DOCUMENT SEGMENT ->
=======

= Atchison Storage Facility =

Underground warehouse in Kansas, U.S.

The Atchison Storage Facility, commonly known as the Atchison Caves, is a 2.7 e6sqft underground storage facility in a former pillar limestone mine, 50 to 150 ft below the ground in the Missouri River bluffs, at Atchison, Kansas. The bunker complex was a secure US government storage facility from World War II until 2013.

As of April 2015, Smart Warehousing, based in Kansas, owns the Atchison Caves.

The facility, which is adjacent to Jackson Park in Atchison, has 125 acre of above ground land and 60 acre of underground storage space, and has been called the "World's Largest One-Level Storage Facility".

==History==
In 1886, George W. Kerford began to quarry limestone from the large bluffs 2 mi south of downtown Atchison, Kansas. Initially, the company produced riprap for the Chicago, Burlington and Quincy Railroad, one of several railroads that traveled through the area. The Kerford Quarry Company's operations at the site resulted in a series of large caverns supported by 20 to 30 ft of unmined rock. The mines in the quarry grew to encompass more than 60 acre of underground space.

===World War II===
During the Second World War, the United States War Food Administration was tasked with collecting and storing reserve farm products to support the war effort. A businessman in Atchison suggested to them that the Kerford Mines would be an ideal facility to store perishables due to the constant temperature and humidity in the caverns. In July 1944, the Kerford Quarry Company stopped their mining operations and began to lease the facility to the government for the sum of $20,000 each year.

The government immediately began renovations, spending nearly $2 million to create a refrigerated storage facility where the temperature would be maintained at 32 F. The War Food Administration stored perishables including meat, fruits, vegetables, dairy products, and eggs in the facility. In 1949, the Atchison Storage Facility held nearly 9,000 tons of eggs, 20,000 tons of prunes, 1,000 tons of raisins, and nearly 50 tons of milk.

=======

DATA RECORDS ->
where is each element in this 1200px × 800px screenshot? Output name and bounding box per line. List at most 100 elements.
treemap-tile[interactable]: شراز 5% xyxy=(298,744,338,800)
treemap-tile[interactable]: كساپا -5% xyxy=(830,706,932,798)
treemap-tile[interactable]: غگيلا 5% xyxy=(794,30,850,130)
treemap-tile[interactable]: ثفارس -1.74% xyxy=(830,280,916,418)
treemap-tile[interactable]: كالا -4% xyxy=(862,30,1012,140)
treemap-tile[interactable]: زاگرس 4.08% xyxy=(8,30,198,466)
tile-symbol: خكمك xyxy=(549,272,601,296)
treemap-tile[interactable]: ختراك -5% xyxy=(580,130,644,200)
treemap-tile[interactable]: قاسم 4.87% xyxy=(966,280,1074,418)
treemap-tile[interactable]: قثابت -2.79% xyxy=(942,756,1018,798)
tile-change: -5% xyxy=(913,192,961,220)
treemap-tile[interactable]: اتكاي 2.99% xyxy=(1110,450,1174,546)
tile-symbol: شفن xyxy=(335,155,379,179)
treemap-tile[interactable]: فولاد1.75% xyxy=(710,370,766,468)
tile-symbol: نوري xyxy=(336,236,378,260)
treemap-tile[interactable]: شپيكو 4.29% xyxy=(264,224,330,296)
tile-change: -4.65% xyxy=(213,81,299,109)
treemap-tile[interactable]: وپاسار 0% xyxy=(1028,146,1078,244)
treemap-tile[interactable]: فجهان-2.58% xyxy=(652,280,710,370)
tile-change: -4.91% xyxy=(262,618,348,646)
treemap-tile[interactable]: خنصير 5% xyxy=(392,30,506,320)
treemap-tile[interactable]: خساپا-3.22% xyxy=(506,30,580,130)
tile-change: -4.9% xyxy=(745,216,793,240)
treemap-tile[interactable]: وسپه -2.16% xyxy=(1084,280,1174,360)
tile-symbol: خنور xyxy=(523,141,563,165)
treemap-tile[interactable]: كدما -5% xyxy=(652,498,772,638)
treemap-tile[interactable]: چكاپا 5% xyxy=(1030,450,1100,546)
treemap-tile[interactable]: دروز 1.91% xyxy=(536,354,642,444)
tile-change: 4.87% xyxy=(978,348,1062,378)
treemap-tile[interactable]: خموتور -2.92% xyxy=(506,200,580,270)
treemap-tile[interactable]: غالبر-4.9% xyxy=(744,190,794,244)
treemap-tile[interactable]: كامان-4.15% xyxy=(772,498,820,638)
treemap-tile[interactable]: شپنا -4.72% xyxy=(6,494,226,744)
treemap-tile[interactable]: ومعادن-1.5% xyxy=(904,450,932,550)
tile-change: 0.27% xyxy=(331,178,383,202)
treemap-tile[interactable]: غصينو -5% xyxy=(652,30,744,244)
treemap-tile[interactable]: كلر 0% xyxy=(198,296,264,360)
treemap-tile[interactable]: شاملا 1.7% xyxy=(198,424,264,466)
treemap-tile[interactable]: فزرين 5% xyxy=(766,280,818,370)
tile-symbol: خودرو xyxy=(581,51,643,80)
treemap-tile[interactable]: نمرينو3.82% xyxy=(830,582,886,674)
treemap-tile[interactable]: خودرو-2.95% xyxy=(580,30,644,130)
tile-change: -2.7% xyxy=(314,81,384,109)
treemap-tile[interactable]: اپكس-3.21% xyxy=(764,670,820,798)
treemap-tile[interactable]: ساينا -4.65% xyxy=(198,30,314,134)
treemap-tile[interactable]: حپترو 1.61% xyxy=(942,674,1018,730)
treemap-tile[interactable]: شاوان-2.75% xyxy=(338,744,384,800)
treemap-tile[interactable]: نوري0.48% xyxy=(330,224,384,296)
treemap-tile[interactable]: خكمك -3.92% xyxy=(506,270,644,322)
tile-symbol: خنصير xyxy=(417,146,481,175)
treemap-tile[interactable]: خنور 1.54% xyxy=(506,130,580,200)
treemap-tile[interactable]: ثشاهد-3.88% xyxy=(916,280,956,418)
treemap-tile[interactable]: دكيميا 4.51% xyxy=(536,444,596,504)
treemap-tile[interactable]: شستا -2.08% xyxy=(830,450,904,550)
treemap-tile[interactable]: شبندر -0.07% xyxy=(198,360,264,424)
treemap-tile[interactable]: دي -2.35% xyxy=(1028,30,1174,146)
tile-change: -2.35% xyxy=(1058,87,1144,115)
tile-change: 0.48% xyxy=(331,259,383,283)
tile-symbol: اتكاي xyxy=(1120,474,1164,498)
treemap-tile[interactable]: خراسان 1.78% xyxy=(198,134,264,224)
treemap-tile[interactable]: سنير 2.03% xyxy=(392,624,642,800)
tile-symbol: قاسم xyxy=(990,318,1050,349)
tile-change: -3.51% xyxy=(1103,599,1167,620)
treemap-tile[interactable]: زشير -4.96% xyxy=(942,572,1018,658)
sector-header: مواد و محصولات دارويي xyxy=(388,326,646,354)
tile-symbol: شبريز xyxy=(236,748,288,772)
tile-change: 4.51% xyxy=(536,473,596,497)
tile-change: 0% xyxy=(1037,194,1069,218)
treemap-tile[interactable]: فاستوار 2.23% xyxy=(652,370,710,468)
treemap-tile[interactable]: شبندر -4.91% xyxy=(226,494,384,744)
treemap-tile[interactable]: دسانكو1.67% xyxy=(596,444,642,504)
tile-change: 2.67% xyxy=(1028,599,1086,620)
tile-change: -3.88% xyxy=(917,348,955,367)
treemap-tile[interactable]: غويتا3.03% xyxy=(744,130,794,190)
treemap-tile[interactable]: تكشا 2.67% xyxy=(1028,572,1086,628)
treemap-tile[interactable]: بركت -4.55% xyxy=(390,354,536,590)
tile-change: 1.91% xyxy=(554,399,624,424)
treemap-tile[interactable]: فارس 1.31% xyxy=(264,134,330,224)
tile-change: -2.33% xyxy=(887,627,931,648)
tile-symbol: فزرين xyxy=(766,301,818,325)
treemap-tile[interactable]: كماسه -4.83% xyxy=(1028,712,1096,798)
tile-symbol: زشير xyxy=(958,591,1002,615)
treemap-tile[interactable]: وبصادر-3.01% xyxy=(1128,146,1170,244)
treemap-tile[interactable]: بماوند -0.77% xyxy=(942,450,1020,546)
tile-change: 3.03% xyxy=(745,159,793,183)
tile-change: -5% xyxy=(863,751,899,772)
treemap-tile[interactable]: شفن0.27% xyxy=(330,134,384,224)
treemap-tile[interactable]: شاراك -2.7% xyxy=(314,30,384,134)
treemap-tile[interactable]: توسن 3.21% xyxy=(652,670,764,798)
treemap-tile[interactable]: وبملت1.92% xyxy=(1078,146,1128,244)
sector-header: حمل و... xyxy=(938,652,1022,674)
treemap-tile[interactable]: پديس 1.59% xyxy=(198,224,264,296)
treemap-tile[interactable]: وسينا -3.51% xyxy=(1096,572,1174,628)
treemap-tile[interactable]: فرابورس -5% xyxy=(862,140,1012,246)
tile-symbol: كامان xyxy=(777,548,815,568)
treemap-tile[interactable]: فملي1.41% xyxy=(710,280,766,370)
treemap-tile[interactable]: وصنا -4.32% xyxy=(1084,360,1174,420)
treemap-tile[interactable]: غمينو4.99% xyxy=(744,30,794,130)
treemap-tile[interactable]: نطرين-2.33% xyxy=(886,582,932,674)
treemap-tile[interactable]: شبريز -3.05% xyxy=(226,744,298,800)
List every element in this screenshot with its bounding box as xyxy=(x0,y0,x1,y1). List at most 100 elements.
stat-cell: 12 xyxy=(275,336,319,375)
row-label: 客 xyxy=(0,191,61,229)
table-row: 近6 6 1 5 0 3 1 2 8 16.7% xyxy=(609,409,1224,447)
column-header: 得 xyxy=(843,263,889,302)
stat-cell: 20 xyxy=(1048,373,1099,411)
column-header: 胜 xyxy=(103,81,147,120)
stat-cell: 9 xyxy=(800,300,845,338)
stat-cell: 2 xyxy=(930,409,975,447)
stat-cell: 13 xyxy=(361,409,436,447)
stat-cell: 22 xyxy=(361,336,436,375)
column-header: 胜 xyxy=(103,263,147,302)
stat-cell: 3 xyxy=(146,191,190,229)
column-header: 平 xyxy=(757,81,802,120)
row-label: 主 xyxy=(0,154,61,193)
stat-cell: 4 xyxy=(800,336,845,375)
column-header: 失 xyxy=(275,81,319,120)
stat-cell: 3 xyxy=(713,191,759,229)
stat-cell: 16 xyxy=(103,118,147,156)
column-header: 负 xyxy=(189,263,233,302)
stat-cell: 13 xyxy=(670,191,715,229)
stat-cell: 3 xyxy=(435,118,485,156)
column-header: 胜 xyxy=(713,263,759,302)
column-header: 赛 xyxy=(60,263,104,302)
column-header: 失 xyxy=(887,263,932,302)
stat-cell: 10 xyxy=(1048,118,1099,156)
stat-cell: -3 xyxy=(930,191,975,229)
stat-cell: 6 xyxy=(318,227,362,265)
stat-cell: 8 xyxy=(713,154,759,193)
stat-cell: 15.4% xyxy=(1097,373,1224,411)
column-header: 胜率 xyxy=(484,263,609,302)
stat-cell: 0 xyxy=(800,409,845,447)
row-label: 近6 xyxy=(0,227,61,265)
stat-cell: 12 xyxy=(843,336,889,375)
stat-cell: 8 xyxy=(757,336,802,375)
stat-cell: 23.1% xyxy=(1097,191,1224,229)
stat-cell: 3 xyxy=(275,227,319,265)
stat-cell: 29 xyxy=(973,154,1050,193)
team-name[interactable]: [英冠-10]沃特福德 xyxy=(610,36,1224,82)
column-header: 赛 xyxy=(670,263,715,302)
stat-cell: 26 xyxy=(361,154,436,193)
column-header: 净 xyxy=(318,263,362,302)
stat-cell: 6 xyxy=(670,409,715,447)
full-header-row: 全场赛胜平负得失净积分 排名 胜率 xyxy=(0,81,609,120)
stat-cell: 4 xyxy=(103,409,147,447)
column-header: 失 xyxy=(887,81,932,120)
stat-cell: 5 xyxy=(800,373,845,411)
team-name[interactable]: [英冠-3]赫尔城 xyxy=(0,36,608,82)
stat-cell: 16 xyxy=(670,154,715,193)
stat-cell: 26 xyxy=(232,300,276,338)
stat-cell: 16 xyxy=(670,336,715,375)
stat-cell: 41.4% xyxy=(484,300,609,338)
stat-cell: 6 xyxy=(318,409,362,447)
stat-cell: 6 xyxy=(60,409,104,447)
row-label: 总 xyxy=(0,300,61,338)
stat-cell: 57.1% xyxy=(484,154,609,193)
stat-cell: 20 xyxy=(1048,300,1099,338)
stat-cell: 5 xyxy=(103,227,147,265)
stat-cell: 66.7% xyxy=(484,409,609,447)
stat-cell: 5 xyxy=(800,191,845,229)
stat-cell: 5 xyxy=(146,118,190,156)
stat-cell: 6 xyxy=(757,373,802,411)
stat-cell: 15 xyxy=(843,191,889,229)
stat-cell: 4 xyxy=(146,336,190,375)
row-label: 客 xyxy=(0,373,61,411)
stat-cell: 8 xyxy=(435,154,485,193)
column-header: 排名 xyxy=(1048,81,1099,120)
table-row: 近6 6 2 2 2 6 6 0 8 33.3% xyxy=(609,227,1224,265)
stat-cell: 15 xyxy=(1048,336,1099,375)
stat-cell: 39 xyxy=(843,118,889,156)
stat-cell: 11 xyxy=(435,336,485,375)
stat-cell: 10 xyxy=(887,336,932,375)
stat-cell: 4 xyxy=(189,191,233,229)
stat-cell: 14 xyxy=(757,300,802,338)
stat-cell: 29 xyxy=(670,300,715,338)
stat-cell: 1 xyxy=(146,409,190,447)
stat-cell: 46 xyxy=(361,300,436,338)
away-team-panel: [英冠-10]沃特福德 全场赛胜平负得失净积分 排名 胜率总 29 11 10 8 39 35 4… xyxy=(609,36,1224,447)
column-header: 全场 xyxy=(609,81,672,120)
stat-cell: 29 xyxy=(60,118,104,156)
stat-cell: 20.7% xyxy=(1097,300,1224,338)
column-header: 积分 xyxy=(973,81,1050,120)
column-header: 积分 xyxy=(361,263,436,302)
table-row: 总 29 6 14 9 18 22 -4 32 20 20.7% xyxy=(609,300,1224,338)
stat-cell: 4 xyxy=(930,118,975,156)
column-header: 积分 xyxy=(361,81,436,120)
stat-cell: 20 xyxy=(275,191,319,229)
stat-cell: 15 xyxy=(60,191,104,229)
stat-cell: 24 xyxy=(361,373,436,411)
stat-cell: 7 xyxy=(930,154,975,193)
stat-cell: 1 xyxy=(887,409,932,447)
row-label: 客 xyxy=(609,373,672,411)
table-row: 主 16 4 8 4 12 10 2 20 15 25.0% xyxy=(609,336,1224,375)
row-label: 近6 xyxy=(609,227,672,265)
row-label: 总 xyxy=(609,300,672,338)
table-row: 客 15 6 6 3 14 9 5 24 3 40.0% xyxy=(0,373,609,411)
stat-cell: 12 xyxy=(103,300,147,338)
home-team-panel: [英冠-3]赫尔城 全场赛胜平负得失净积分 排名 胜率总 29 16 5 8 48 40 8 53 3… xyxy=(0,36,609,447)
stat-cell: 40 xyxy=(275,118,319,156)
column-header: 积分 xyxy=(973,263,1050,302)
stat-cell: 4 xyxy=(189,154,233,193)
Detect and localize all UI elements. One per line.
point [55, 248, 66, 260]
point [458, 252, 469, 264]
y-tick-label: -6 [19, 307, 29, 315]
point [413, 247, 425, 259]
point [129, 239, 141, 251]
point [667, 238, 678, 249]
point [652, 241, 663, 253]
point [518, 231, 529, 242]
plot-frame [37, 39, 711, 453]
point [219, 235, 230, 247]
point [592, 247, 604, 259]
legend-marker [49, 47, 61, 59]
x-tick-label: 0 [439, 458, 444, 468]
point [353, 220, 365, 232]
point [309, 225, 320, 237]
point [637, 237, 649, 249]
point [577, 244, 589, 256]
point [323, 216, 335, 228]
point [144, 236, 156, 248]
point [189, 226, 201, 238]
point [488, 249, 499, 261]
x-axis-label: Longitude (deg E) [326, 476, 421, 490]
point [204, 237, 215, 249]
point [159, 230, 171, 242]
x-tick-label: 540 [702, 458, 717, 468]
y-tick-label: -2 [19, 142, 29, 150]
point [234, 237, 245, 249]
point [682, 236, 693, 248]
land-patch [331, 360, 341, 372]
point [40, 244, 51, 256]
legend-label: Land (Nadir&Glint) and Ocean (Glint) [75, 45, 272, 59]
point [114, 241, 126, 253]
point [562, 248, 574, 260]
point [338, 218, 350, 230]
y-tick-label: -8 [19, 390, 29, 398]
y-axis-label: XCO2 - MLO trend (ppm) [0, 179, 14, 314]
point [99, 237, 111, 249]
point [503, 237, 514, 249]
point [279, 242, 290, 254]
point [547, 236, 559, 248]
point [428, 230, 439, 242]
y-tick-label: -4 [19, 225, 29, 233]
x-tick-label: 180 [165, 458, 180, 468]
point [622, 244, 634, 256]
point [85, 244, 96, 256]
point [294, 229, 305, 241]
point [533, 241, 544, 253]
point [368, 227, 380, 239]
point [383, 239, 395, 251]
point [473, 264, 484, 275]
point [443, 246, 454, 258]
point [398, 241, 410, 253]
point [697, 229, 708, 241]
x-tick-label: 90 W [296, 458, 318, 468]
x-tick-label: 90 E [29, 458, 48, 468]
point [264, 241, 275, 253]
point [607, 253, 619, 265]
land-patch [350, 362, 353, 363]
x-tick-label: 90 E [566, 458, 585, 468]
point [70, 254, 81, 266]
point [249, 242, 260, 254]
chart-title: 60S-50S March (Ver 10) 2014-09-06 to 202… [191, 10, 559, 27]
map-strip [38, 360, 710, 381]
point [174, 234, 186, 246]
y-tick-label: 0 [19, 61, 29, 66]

=======

JOBS ->
A - In one to three sentences, explain why the Kerford Mines were suggested to the War Food Administration as a good place to store perishables, according to the text on the Atchison Storage Facility.
B - Extend the text on the Atchison Storage Facility from its final sentence.
None of the material is needed here.

OUTPUTS FOR THE TASKS ->
A - A businessman in Atchison recommended the Kerford Mines for perishables because the caverns kept a constant temperature and humidity. That made them suitable for the reserve farm products the War Food Administration was collecting for the war effort.

B -
===The Cold War===
In the years leading up to World War II, the Army Ordnance Department suffered from a shortage of specialized-production machine tools. These highly specialized tools were necessary to make the increasingly complex weapons used in modern battles. In the drawdown following the war, the Army began to stockpile these tools to be held in reserve status, for use during another national mobilization.

The Atchison Storage Facility, with its constant temperature, low humidity, and protection from the building threat of nuclear weapons, was chosen to be part of the Ordnance Corps Production Equipment Readiness Program. The tools were held in a state of readiness, to be shipped nationwide to manufacturers in the event of a national emergency.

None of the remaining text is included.